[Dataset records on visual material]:
--- Begin ---

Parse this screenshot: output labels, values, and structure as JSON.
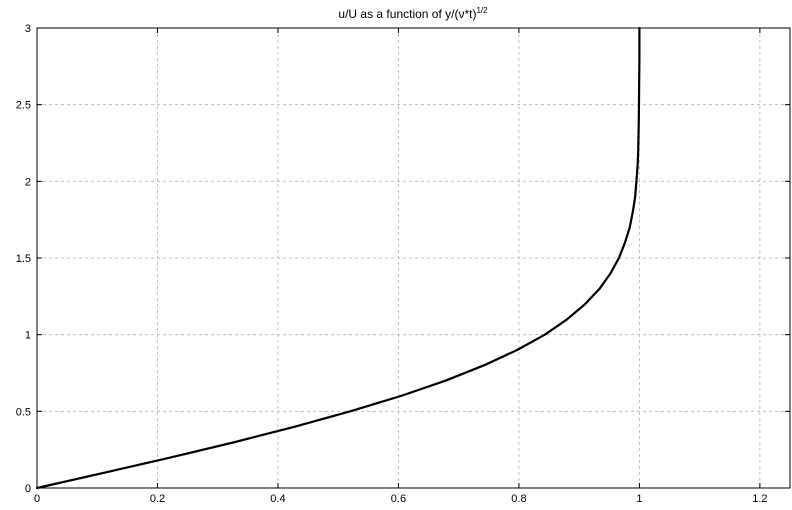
{
  "chart_data": {
    "type": "line",
    "title_main": "u/U as a function of y/(ν*t)",
    "title_sup": "1/2",
    "xlabel": "",
    "ylabel": "",
    "xlim": [
      0,
      1.25
    ],
    "ylim": [
      0,
      3
    ],
    "xticks": [
      0,
      0.2,
      0.4,
      0.6,
      0.8,
      1,
      1.2
    ],
    "xtick_labels": [
      "0",
      "0.2",
      "0.4",
      "0.6",
      "0.8",
      "1",
      "1.2"
    ],
    "yticks": [
      0,
      0.5,
      1,
      1.5,
      2,
      2.5,
      3
    ],
    "ytick_labels": [
      "0",
      "0.5",
      "1",
      "1.5",
      "2",
      "2.5",
      "3"
    ],
    "grid": true,
    "line_color": "#000000",
    "grid_color": "#b4b4b4",
    "series": [
      {
        "x": [
          0,
          0.112,
          0.223,
          0.329,
          0.428,
          0.52,
          0.604,
          0.678,
          0.742,
          0.797,
          0.843,
          0.88,
          0.91,
          0.934,
          0.952,
          0.966,
          0.976,
          0.984,
          0.989,
          0.993,
          0.995,
          0.997,
          0.998,
          0.999,
          0.9995,
          1.0,
          1.0
        ],
        "y": [
          0,
          0.1,
          0.2,
          0.3,
          0.4,
          0.5,
          0.6,
          0.7,
          0.8,
          0.9,
          1.0,
          1.1,
          1.2,
          1.3,
          1.4,
          1.5,
          1.6,
          1.7,
          1.8,
          1.9,
          2.0,
          2.1,
          2.2,
          2.4,
          2.6,
          2.8,
          3.0
        ]
      }
    ]
  }
}
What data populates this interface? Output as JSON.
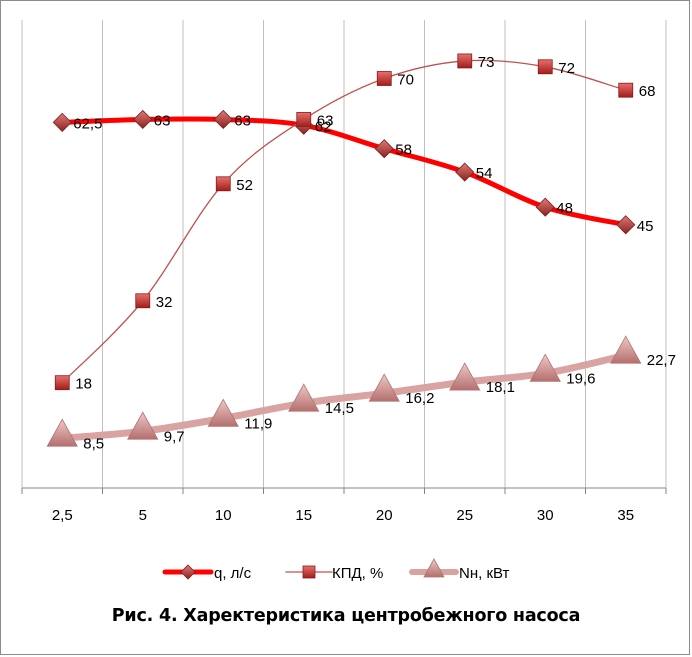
{
  "chart_data": {
    "type": "line",
    "categories": [
      "2,5",
      "5",
      "10",
      "15",
      "20",
      "25",
      "30",
      "35"
    ],
    "y_range": [
      0,
      80
    ],
    "grid": "vertical",
    "legend_position": "bottom",
    "series": [
      {
        "name": "q, л/с",
        "values": [
          62.5,
          63,
          63,
          62,
          58,
          54,
          48,
          45
        ],
        "labels": [
          "62,5",
          "63",
          "63",
          "62",
          "58",
          "54",
          "48",
          "45"
        ],
        "color": "#ff0000",
        "marker": "diamond",
        "marker_color": "#c0504d"
      },
      {
        "name": "КПД, %",
        "values": [
          18,
          32,
          52,
          63,
          70,
          73,
          72,
          68
        ],
        "labels": [
          "18",
          "32",
          "52",
          "63",
          "70",
          "73",
          "72",
          "68"
        ],
        "color": "#c0504d",
        "marker": "square",
        "marker_color": "#c0504d"
      },
      {
        "name": "Nн, кВт",
        "values": [
          8.5,
          9.7,
          11.9,
          14.5,
          16.2,
          18.1,
          19.6,
          22.7
        ],
        "labels": [
          "8,5",
          "9,7",
          "11,9",
          "14,5",
          "16,2",
          "18,1",
          "19,6",
          "22,7"
        ],
        "color": "#d9a3a1",
        "marker": "triangle",
        "marker_color": "#d99594"
      }
    ]
  },
  "caption": "Рис. 4. Харектеристика центробежного насоса"
}
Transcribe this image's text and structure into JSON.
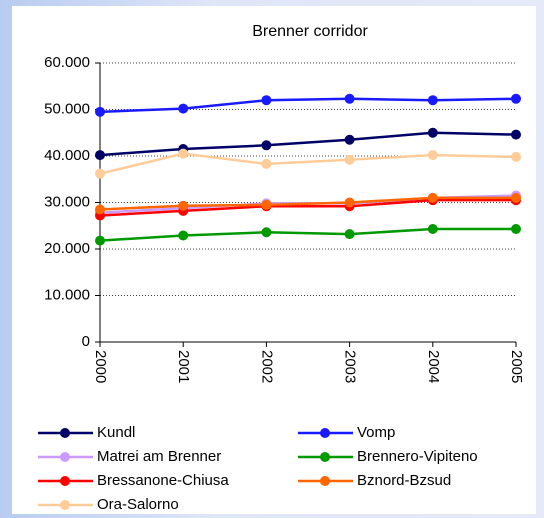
{
  "chart_data": {
    "type": "line",
    "title": "Brenner corridor",
    "categories": [
      "2000",
      "2001",
      "2002",
      "2003",
      "2004",
      "2005"
    ],
    "series": [
      {
        "name": "Kundl",
        "color": "#000066",
        "values": [
          40200,
          41500,
          42300,
          43500,
          45000,
          44600
        ]
      },
      {
        "name": "Vomp",
        "color": "#1a1aff",
        "values": [
          49500,
          50200,
          52000,
          52300,
          52000,
          52300
        ]
      },
      {
        "name": "Matrei am Brenner",
        "color": "#cc99ff",
        "values": [
          27800,
          28800,
          29800,
          29800,
          31000,
          31500
        ]
      },
      {
        "name": "Brennero-Vipiteno",
        "color": "#009900",
        "values": [
          21800,
          22900,
          23600,
          23200,
          24300,
          24300
        ]
      },
      {
        "name": "Bressanone-Chiusa",
        "color": "#ff0000",
        "values": [
          27200,
          28200,
          29200,
          29200,
          30500,
          30500
        ]
      },
      {
        "name": "Bznord-Bzsud",
        "color": "#ff6600",
        "values": [
          28500,
          29300,
          29500,
          30000,
          31000,
          31000
        ]
      },
      {
        "name": "Ora-Salorno",
        "color": "#ffcc99",
        "values": [
          36200,
          40500,
          38300,
          39200,
          40200,
          39800
        ]
      }
    ],
    "ylim": [
      0,
      60000
    ],
    "yticks": [
      0,
      {
        "value": 10000,
        "label": "10.000"
      },
      {
        "value": 20000,
        "label": "20.000"
      },
      {
        "value": 30000,
        "label": "30.000"
      },
      {
        "value": 40000,
        "label": "40.000"
      },
      {
        "value": 50000,
        "label": "50.000"
      },
      {
        "value": 60000,
        "label": "60.000"
      }
    ],
    "grid": true,
    "legend": "bottom"
  }
}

--- End ---

[OBJECTIVE]: Only a number is wanted: how many lines of the material above hold "this"?

[FINISHED EXERCISE]: 3